__Required task__: Search the data for the string "Installation" and gather each line it is in.

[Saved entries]
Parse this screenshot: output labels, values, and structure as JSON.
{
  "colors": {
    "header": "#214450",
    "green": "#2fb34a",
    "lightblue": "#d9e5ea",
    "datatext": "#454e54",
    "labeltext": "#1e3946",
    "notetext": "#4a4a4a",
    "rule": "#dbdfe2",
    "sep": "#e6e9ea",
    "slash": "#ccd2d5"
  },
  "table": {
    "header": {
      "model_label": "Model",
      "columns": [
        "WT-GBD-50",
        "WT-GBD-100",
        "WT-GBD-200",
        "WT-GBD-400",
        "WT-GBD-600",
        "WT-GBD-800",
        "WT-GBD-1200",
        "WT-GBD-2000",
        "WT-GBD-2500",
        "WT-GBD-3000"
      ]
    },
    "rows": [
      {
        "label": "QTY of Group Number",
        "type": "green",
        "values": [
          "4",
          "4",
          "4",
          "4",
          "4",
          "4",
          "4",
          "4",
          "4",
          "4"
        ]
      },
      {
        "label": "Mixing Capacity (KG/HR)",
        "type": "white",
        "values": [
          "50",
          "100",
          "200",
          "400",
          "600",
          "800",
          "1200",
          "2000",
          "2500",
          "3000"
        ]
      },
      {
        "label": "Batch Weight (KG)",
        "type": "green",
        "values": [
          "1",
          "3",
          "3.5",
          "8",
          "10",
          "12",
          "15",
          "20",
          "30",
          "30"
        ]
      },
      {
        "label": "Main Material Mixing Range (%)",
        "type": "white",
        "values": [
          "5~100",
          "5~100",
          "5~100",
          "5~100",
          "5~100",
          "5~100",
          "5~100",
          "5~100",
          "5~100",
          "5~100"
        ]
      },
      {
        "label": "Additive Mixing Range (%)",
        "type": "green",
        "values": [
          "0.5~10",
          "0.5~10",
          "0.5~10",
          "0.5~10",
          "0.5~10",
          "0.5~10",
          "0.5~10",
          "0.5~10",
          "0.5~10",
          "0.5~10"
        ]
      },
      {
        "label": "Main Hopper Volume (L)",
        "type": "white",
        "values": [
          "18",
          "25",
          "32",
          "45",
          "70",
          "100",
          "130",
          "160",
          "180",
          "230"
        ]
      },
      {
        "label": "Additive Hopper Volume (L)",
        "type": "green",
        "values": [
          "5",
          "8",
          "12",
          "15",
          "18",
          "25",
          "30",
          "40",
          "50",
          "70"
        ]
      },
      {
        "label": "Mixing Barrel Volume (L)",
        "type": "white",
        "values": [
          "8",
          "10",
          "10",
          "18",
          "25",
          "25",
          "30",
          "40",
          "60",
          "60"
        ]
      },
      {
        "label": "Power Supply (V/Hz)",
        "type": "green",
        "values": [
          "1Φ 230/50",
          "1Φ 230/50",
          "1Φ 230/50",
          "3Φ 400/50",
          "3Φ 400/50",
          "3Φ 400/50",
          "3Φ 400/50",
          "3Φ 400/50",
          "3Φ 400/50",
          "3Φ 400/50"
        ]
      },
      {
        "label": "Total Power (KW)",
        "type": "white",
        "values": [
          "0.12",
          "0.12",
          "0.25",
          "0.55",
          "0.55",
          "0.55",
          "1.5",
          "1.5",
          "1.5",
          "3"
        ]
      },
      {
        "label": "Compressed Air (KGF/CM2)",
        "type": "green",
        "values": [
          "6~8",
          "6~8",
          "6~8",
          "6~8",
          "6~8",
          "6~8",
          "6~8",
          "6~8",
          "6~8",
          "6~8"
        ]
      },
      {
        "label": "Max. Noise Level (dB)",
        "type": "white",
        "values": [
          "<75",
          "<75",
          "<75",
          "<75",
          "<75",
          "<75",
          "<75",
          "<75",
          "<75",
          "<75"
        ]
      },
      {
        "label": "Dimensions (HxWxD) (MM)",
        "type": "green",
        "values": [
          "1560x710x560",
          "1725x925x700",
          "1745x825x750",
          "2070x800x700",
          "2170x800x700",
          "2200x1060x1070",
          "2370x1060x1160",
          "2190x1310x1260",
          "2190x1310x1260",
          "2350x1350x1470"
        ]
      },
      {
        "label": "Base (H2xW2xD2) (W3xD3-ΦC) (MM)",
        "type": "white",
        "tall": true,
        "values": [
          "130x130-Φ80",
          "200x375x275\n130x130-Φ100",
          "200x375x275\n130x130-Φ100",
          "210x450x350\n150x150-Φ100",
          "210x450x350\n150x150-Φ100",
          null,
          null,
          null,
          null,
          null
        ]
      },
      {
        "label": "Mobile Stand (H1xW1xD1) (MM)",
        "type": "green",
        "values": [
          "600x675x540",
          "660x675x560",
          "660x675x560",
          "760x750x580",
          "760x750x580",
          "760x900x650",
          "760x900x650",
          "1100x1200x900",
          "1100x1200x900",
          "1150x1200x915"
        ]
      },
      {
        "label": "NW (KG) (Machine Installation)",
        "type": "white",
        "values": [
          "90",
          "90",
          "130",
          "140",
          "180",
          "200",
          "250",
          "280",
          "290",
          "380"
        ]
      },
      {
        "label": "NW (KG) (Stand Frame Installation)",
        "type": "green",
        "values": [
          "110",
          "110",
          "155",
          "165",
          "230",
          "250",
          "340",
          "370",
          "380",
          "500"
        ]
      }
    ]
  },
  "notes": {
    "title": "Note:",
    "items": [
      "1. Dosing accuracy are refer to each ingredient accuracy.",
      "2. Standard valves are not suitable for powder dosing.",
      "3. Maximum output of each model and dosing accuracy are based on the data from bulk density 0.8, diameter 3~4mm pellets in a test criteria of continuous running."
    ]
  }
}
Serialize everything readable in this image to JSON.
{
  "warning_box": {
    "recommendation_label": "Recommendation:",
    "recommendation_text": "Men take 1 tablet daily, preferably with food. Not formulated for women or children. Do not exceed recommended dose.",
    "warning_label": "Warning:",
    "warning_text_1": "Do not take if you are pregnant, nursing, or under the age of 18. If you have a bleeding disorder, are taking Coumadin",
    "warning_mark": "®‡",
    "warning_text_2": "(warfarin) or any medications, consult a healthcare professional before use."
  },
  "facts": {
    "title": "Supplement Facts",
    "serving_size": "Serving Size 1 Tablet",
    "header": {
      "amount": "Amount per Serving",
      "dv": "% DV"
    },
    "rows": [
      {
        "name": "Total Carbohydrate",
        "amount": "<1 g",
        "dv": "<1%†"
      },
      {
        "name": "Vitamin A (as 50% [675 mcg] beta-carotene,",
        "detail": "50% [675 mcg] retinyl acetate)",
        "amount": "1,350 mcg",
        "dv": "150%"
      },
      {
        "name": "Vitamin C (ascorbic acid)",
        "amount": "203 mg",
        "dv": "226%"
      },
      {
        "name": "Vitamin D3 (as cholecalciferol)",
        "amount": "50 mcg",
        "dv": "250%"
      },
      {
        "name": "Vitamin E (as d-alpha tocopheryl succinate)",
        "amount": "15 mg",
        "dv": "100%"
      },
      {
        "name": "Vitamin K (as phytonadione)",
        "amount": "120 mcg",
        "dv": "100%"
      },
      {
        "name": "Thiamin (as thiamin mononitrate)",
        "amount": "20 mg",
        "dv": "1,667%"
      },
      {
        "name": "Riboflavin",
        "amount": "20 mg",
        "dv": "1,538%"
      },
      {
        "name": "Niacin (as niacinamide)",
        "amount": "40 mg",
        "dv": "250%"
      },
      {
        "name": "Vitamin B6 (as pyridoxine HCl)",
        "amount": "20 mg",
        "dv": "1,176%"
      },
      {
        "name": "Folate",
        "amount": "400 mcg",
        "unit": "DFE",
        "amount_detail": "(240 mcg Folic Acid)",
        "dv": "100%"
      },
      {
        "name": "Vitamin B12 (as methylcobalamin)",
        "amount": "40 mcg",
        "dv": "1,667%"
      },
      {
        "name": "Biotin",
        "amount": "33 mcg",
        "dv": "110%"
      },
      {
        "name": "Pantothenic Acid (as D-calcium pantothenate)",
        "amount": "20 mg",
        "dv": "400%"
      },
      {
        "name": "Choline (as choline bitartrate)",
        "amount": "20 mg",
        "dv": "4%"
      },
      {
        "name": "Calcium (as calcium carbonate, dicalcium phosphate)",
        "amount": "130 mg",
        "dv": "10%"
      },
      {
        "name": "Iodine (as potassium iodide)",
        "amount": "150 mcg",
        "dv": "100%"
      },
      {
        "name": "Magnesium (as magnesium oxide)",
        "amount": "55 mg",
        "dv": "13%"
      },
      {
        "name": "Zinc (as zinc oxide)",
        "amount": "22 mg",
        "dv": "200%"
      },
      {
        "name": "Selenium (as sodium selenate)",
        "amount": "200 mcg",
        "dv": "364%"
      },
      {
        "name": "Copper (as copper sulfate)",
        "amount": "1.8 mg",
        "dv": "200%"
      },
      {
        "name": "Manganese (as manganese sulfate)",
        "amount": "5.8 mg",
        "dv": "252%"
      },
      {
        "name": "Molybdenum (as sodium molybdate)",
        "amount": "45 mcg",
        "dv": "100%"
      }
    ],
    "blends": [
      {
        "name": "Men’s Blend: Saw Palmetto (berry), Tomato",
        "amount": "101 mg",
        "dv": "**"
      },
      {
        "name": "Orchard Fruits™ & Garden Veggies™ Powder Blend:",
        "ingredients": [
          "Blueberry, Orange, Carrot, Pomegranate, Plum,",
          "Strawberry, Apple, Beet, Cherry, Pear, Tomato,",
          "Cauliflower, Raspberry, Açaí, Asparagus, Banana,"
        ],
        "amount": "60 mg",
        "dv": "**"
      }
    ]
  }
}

__Answer to the task__:
        "label": "NW (KG) (Machine Installation)",
        "label": "NW (KG) (Stand Frame Installation)",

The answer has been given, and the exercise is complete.